AUFGABE 1:
Stimmen die folgenden Aussagen mit dem Text über Ramen-Restaurants unten überein? Beantworte jede mit Ja oder Nein und zitiere wörtlich die Worte des Textes, die den Ausschlag geben.
(a) Bei der Zubereitung wird stets mit einer Stopp-Uhr gearbeitet.
(b) Die Nudeln dürfen beliebig lange kochen.
(c) Ramen auf der Speisekarte anderer asiatischer Restaurants ist dasselbe wie in einem Ramen-Restaurant.

LESETEXT:
- - - - - - -
Was ist das Besondere an einem Ramen Restaurant?

Ramen zu machen ist ziemlich schwierig. Die Küche muss für die Herstellung besonders eingerichtet werden. Die Vorbereitung der Suppenarten, das Bereitstellen der Zutaten, die unterschiedlichen Stationen während der Zubereitung – das alles braucht viel Platz. Zudem arbeiten wir stets mit einer Stopp-Uhr. Der Blick auf die Zeit gehört zur Zubereitung genauso dazu wie die Suppe und die Nudeln selbst. Erstere muss beispielsweise sehr heiß sein, letztere dürfen nicht zu lange kochen. Hierfür muss alles am richtigen Platz stehen, die Abläufe müssen reibungslos ineinandergreifen, es gehört viel Erfahrung dazu. Japanisches Ramen kann man nicht einfach nebenbei fertigen, dafür braucht es ein speziell darauf ausgerichtetes Restaurant. Es kommt zwar vor, dass sich andere asiatische Restaurants Ramen auf die Speisekarte schreiben, doch das ist einfach nicht dasselbe.

Worauf sollte ich achten, wenn ich als Einsteiger das erste Mal Ramen essen gehe? Worin unterscheiden sich die verschiedenen Arten, gibt es da Tipps und Tricks?
- - - - - - -
Einträge mit Begrenzungsrahmen:
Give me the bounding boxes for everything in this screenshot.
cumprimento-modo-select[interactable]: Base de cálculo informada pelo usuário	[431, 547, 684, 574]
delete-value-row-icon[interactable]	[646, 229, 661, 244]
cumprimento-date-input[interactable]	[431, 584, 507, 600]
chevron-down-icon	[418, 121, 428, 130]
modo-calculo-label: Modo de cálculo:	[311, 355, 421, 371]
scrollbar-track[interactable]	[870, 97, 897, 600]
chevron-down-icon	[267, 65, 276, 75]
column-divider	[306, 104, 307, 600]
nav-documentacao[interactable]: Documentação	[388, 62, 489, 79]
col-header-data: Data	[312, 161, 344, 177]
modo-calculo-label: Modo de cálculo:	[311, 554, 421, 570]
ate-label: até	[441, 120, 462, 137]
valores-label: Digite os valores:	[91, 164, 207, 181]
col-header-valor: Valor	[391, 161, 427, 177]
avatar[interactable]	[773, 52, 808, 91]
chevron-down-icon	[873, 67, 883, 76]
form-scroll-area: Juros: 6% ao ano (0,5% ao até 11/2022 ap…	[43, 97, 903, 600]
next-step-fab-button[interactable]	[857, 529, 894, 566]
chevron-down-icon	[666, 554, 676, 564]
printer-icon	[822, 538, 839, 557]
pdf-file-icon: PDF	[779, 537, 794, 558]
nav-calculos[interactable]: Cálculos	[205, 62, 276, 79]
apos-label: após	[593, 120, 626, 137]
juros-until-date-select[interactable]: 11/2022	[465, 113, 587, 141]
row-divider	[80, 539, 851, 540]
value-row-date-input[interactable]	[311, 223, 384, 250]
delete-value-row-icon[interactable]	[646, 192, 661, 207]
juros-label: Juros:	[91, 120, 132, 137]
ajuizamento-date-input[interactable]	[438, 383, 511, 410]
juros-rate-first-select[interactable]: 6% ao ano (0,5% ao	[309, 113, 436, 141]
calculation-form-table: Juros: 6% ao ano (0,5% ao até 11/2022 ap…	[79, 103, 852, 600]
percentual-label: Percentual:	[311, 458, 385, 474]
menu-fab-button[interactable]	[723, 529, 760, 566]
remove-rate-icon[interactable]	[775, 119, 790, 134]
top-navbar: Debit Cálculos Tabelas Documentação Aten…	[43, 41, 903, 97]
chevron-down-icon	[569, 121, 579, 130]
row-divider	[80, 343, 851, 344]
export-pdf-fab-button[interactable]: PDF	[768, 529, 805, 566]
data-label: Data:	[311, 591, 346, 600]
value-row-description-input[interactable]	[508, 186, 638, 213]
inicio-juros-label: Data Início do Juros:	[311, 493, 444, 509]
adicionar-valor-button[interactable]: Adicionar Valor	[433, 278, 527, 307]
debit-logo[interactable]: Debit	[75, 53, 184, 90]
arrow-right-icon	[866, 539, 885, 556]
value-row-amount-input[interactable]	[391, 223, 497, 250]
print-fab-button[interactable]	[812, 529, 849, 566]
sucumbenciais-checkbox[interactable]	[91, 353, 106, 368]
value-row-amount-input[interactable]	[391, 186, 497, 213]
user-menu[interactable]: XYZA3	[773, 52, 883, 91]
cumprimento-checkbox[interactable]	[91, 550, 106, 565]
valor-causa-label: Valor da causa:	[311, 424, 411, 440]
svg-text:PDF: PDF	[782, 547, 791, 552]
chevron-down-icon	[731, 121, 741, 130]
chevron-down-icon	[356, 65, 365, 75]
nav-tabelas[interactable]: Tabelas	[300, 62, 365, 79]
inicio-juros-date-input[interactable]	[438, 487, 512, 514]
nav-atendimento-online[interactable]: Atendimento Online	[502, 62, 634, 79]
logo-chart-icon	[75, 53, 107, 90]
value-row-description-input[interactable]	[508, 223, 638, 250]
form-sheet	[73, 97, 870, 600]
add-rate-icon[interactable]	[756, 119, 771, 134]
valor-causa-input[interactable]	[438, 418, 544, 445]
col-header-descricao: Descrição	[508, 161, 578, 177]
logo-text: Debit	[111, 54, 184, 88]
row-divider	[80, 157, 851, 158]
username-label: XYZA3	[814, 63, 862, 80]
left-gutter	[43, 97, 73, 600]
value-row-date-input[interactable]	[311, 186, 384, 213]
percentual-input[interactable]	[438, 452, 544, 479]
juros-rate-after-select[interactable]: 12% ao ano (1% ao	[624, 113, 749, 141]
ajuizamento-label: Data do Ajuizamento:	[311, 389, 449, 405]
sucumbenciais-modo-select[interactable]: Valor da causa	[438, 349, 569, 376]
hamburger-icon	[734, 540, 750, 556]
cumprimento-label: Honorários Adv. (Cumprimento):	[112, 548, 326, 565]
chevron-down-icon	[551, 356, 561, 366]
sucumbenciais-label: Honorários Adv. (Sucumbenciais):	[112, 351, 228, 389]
- - - - - - -
AUFGABE 2: Sammle aus der Auflistung oben jede Zeile, in der die Zeichenfolge "logo" vorkommt, und gib diese Zeilen unverändert wieder.

SCHRIFTLICHE ANTWORT 1:
(a) Ja: „Zudem arbeiten wir stets mit einer Stopp-Uhr."
(b) Nein: „letztere dürfen nicht zu lange kochen."
(c) Nein: „doch das ist einfach nicht dasselbe."

SCHRIFTLICHE ANTWORT 2:
debit-logo[interactable]: Debit	[75, 53, 184, 90]
logo-chart-icon	[75, 53, 107, 90]
logo-text: Debit	[111, 54, 184, 88]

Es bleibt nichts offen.